> Travail à faire
Rédigez la suite du rapport sur la visite du Groupe spécial Méditerranée à Naples, à partir de sa dernière phrase.

> Extrait du texte
┄┄┄┄┄┄┄┄┄┄┄┄┄┄┄┄┄┄┄┄
L’Association parlementaire canadienne de l’OTAN a l’honneur de présenter son rapport sur la Visite du Groupe spécial Méditerranée à Naples, en Italie, les 14 et 15 juin 2009. Cet événement, qui regroupait plus de 40 députés de tous les pays membres de l’OTAN, d’Afrique du Nord et du Moyen-Orient, était présidé par Vahit Erdem (Turquie) et organisé par le chef de la délégation italienne à l’Association parlementaire de l’OTAN, Sergio De Gregorio. La sénatrice Raynell Andreychuk représentait la délégation canadienne.

INTRODUCTION

La rencontre a commencé par l’exposé du ministre d’État Mehmet Aydin, de la Turquie, qui a souligné la nécessité de relancer « l’Alliance des Civilisations », notamment en ciblant les jeunes, qui représentent une bonne partie de la population grandissante de la région méditerranéenne.

MIGRATION DANS LA RÉGION MÉDITERRANÉENNE

La migration constituait l’un des principaux thèmes de la rencontre, et les participants ont entendu les témoignages des spécialistes Massimo Livi Bacci, de l’Université de Florence, et Derek Lutterbeck, de l’Académie méditerranéenne d’études diplomatiques de l’Université de Malte.

Le Dr Bacci a souligné que, bien que la croissance de la population en Afrique du Nord soit au ralenti, le taux de croissance dans cette région et en Afrique subsaharienne demeure tout de même suffisamment élevé pour que de nombreux migrants non en règle s’infiltrent en Europe, à moins que le problème soit réglé à sa source. Après un aperçu général du revenu par habitant et du rendement du produit intérieur brut dans les pays d’Europe, du Moyen-Orient et d’Afrique subsaharienne, le Dr Bacci a souligné l’écart grandissant entre les performances économiques de l’Europe et celles de l’Afrique et l’écart qui persiste entre les taux de natalité de ces deux régions. En conséquence, des facteurs « poussent » les immigrants à quitter leur lieu de naissance et les « attirent » sur l’autre rive de la Méditerranée.

Le mouvement migratoire au-delà de la Méditerranée a entraîné de nouvelles tendances politiques, avec l’établissement de quotas, de besoins en matière de compétences et de critères restrictifs concernant la réunion des familles. Selon le Dr Bacci, l’absence d’une gouvernance européenne chargée de régler les questions liées à l’immigration pose un problème important. Celui-ci a aussi fait ressortir la nécessité de protéger davantage les droits des migrants.
┄┄┄┄┄┄┄┄┄┄┄┄┄┄┄┄┄┄┄┄
> Données affichées
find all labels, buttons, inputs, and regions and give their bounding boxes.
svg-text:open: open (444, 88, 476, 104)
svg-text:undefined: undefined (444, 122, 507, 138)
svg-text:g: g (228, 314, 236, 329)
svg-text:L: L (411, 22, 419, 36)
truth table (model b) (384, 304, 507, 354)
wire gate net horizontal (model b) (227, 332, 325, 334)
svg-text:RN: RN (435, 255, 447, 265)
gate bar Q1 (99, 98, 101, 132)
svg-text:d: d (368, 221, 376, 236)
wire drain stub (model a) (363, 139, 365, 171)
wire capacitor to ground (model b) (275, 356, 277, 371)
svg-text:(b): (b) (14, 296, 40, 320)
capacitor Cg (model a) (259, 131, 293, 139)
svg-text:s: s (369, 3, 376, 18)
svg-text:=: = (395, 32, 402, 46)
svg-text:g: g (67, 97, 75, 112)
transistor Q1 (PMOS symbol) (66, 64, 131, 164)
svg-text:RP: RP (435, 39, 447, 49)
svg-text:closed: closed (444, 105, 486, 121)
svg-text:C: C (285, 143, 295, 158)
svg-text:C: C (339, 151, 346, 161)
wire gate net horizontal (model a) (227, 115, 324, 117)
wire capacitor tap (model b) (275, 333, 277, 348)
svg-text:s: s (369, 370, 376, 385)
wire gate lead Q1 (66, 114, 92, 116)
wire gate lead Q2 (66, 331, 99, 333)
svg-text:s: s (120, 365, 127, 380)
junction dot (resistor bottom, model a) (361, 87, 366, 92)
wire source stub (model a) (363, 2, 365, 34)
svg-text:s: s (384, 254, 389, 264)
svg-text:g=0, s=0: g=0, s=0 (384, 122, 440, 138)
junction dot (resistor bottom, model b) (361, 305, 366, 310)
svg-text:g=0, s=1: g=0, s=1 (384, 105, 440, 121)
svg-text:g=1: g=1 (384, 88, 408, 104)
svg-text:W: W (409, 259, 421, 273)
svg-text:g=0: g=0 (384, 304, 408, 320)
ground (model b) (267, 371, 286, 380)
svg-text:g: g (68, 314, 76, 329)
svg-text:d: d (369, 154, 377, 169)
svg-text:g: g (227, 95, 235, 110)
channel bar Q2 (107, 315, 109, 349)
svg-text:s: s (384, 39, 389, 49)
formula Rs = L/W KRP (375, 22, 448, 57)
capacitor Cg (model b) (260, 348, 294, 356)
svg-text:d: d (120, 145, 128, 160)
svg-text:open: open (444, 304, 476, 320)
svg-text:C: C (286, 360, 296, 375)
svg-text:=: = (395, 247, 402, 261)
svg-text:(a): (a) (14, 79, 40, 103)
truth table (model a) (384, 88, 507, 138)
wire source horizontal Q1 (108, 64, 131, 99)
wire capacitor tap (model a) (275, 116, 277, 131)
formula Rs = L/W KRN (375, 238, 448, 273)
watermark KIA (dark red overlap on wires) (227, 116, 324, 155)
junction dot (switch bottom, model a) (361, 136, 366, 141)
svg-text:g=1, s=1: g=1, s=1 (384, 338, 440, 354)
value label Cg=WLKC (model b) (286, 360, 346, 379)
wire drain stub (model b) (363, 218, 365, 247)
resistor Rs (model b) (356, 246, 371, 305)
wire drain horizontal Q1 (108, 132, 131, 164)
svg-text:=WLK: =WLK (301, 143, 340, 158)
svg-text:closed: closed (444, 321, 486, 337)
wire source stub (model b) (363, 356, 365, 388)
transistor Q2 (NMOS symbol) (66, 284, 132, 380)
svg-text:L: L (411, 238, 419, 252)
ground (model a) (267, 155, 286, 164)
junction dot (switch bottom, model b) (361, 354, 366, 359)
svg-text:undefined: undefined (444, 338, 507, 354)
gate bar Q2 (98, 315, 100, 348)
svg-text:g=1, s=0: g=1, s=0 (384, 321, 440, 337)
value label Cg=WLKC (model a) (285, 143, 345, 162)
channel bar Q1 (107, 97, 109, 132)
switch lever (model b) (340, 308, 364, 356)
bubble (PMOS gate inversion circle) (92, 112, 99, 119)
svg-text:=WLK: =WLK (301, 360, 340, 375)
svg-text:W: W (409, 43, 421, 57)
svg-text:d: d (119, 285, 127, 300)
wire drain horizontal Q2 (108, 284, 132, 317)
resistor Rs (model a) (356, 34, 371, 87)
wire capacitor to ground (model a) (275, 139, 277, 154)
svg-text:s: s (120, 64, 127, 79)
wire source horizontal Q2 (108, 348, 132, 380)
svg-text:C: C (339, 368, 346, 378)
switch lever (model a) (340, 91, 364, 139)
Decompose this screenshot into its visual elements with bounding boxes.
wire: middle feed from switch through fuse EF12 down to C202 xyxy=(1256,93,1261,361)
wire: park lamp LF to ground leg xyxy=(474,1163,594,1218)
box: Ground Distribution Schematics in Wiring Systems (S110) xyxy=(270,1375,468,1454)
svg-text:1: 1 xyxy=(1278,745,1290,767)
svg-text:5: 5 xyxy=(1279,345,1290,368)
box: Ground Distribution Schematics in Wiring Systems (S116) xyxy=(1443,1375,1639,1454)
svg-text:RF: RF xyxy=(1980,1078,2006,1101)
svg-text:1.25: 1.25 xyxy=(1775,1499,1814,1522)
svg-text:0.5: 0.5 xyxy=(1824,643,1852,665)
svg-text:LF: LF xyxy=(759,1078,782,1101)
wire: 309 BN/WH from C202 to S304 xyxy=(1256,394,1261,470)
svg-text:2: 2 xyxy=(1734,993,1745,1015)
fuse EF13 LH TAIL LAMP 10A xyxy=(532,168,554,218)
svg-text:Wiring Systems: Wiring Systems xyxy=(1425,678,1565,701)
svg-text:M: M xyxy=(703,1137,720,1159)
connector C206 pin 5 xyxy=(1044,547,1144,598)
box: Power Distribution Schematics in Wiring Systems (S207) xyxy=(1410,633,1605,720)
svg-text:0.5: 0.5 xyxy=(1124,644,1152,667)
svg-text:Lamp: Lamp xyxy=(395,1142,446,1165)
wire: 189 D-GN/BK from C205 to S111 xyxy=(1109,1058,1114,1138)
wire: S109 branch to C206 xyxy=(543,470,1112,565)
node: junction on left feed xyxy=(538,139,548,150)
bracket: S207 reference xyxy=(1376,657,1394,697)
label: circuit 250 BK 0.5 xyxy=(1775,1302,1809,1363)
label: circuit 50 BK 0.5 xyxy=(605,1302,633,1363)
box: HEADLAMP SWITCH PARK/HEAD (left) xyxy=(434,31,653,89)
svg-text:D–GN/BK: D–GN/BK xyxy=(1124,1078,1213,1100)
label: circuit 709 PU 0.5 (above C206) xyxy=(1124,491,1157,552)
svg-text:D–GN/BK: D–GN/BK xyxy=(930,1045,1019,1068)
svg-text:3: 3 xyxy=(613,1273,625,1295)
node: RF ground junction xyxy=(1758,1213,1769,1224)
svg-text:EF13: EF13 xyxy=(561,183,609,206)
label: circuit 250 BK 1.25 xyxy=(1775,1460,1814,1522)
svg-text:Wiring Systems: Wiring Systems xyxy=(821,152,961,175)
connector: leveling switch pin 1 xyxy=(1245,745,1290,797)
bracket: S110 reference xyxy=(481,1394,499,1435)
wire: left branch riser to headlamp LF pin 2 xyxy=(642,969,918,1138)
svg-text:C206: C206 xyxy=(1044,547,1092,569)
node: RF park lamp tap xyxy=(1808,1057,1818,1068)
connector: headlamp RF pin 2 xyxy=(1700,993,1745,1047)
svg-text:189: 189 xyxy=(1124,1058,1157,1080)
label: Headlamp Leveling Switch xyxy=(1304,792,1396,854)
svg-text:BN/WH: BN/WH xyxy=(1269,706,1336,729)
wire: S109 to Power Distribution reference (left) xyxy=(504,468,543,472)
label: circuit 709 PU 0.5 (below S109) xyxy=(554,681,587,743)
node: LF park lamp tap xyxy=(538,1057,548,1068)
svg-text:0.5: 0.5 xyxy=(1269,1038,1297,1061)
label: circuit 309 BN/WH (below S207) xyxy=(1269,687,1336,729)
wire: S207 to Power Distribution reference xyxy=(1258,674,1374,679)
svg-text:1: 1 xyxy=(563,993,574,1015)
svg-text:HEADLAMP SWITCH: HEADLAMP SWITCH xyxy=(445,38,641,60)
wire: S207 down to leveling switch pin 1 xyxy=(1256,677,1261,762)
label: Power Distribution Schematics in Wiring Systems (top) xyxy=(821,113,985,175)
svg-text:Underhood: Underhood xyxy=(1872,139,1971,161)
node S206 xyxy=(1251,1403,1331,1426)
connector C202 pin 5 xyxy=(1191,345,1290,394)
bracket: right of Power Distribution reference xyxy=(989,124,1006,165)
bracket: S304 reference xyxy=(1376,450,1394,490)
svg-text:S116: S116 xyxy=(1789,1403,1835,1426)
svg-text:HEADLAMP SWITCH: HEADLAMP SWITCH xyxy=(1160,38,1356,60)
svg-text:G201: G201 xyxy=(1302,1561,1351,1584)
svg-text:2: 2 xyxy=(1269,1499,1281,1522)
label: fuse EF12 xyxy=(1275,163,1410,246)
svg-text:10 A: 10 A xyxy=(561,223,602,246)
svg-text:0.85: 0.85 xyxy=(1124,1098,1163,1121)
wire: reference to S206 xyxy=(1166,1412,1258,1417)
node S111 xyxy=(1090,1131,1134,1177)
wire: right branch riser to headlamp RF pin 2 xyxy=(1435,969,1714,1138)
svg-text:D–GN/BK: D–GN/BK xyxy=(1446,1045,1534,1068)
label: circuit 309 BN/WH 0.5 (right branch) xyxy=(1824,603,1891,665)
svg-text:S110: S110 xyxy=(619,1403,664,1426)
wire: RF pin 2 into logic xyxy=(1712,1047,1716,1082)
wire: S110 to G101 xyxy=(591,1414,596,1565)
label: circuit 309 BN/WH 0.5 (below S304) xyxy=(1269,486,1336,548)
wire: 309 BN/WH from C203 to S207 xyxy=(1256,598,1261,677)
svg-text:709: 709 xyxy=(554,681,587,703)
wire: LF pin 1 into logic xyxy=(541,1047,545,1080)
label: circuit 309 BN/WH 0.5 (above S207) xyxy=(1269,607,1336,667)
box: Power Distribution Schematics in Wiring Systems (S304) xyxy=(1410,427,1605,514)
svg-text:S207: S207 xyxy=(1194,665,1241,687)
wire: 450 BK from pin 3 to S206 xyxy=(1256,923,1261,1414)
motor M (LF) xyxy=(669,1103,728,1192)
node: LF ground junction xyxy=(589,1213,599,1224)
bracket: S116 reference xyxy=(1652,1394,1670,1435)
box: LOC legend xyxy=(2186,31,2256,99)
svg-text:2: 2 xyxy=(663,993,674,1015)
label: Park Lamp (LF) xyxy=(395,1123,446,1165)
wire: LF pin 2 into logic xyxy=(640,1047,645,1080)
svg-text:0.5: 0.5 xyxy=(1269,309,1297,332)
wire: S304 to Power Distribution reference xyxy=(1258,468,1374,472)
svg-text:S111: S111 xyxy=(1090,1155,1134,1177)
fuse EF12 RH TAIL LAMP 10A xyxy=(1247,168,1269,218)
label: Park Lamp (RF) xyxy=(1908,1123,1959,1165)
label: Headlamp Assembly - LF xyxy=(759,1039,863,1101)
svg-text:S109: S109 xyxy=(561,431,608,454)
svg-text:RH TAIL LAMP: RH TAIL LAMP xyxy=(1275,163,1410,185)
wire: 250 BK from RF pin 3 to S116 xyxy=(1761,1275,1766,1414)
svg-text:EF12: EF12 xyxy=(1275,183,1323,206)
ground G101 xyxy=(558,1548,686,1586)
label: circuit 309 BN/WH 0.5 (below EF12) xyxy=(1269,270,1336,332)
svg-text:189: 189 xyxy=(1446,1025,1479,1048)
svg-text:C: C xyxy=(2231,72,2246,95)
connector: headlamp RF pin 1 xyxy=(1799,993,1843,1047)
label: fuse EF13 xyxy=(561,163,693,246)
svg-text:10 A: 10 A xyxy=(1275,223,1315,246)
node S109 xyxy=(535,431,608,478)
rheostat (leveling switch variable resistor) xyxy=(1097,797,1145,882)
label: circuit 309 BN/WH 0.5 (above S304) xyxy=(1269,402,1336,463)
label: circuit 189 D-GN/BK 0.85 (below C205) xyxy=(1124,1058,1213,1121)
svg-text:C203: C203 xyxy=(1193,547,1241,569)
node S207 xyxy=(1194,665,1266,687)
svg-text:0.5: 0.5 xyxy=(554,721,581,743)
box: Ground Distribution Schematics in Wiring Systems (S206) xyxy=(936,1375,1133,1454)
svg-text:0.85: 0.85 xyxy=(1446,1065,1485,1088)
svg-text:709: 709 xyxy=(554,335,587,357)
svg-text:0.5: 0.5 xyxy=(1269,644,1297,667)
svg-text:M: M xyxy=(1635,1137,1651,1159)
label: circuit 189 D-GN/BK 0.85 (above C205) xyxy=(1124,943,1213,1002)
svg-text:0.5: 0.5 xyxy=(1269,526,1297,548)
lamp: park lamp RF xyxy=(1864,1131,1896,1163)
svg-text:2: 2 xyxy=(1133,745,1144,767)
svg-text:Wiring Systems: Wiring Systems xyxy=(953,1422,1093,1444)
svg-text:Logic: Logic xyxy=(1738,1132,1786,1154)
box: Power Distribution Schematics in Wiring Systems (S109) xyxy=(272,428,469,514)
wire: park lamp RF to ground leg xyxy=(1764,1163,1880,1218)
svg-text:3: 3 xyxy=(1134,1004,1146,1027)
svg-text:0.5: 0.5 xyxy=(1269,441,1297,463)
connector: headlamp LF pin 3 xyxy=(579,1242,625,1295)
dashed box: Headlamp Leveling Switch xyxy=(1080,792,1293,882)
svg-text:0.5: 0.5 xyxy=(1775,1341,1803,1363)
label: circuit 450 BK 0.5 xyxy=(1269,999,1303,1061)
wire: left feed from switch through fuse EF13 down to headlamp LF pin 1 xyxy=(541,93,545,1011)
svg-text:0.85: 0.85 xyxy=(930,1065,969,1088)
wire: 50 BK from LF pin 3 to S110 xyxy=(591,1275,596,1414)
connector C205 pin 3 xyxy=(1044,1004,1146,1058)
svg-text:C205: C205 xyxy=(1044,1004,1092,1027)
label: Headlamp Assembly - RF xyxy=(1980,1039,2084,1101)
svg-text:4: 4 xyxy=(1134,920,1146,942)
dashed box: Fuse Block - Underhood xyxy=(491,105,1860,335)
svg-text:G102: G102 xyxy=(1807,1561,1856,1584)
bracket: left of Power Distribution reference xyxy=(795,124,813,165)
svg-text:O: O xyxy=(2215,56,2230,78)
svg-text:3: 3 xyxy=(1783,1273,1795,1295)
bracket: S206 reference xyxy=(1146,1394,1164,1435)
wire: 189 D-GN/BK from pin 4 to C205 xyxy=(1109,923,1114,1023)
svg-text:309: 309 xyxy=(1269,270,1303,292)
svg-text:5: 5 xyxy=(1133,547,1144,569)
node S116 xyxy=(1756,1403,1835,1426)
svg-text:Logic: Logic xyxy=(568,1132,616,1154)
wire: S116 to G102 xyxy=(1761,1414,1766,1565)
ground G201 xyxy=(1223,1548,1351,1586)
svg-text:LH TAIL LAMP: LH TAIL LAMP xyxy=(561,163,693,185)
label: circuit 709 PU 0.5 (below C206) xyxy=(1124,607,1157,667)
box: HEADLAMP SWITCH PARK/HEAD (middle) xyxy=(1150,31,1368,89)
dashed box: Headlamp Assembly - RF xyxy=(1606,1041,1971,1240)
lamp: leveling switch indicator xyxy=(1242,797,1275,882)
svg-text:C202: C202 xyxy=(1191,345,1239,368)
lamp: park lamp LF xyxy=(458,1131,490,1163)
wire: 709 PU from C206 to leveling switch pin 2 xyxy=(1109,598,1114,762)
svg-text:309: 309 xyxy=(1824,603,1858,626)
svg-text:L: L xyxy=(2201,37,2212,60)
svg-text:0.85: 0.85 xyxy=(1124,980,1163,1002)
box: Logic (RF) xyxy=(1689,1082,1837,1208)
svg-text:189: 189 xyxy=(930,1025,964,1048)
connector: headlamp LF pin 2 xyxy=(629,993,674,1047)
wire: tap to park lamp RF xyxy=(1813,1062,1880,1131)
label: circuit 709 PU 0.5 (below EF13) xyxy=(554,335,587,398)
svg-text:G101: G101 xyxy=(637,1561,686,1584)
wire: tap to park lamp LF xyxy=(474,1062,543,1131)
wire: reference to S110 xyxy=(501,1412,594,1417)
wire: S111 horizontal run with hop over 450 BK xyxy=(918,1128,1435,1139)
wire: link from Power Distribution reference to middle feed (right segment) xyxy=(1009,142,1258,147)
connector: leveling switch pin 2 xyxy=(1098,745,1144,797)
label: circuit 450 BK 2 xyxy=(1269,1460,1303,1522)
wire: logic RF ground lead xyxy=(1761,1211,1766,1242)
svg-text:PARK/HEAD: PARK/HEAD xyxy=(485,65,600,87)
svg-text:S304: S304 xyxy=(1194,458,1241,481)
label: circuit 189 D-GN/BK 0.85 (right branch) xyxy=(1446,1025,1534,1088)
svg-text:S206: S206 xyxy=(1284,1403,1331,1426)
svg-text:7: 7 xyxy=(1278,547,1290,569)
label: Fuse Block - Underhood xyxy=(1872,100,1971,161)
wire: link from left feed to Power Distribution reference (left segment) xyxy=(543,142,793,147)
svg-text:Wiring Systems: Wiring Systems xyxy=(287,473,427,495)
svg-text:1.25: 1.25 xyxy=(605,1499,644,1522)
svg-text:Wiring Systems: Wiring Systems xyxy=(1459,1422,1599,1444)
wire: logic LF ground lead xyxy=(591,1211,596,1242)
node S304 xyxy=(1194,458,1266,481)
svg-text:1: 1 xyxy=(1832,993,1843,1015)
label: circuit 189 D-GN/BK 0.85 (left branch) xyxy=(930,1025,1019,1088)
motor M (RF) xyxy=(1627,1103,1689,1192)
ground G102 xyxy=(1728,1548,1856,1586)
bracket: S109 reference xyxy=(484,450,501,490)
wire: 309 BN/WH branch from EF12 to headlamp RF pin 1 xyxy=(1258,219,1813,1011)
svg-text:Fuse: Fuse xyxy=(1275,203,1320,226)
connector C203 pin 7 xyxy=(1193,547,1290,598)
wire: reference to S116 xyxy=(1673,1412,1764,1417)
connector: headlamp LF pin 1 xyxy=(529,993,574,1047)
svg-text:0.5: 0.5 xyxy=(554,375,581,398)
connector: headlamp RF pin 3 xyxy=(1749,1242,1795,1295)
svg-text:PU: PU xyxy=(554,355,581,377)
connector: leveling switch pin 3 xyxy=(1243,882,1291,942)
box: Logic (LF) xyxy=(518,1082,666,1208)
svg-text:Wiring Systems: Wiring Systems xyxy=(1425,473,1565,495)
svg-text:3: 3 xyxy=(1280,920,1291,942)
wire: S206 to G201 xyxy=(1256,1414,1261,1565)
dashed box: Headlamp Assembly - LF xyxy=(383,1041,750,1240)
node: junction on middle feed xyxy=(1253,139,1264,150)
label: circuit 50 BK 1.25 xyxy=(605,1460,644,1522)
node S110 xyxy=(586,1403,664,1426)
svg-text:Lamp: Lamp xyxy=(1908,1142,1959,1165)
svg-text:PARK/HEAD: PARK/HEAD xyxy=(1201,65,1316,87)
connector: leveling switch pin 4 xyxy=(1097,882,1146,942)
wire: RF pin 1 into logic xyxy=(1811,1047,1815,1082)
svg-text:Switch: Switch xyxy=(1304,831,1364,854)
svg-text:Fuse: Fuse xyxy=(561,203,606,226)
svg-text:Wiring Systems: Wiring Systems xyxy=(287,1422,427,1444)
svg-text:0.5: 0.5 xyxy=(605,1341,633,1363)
┄┄┄┄┄┄┄┄┄┄┄┄┄┄┄┄┄┄┄┄
> Réponse proposée
D’après le Dr Lutterbeck, la coopération entre les pays de la région semble avoir réduit le nombre de migrants illégaux. Par contre, il ne sait pas trop si un contrôle accru des frontières permettrait de régulariser la migration ou si cela la ferait simplement dévier vers des trajets différents. Le Dr Lutterbeck a aussi expliqué que les pays du sud de la Méditerranée ne disposaient pas d’une infrastructure adéquate pour accepter les migrants qui rentrent chez eux et que peu de pays étaient prêts à admettre de nouveau leurs migrants sans toucher la moindre indemnité. Il a aussi insisté sur la nécessité de trouver un équilibre entre la préservation des droits de la personne et la sécurité, ce qui, d’après lui, représente le plus grand défi que la communauté internationale ait à relever lorsqu’il s’agit de gérer la migration dans la région méditerranéenne.

RÉPERCUSSIONS DES TENDANCES ÉCONOMIQUES MONDIALES DANS LE GOLFE ET LA RÉGION MÉDITERRANÉENNE

Tariq Yousef, doyen de l’École d’administration publique de Dubaï, a fourni un cadre d’analyse des incidences des tendances économiques mondiales au sein des pays du Conseil de coopération du Golfe (CCG). D’après ce cadre, ces pays ont trois principaux défis à relever : l’emploi, la mondialisation et le gouvernement. D’abord, leur population, jeune et en pleine croissance, doit trouver des emplois utiles. Ensuite, ces pays doivent développer leurs économies en s’intégrant aux marchés mondiaux. Enfin, ils doivent améliorer la reddition de compte, la transparence et la démocratie de leur gouvernement ainsi que leur capacité de trouver des solutions à la sécurité.

Silvia Valli, chef de l’Unité des affaires économiques internationales du ministère de l’Économie et des Finances de l’Italie, a étudié les effets de la crise financière en Europe et en Italie. La réponse la plus flagrante à la crise a été l’adaptation extraordinairement vaste des politiques de la communauté internationale à la situation. Selon la Dre Valli, les pires effets de la crise actuelle sont terminés, et quelques signaux indiquent que la situation s’améliore lentement.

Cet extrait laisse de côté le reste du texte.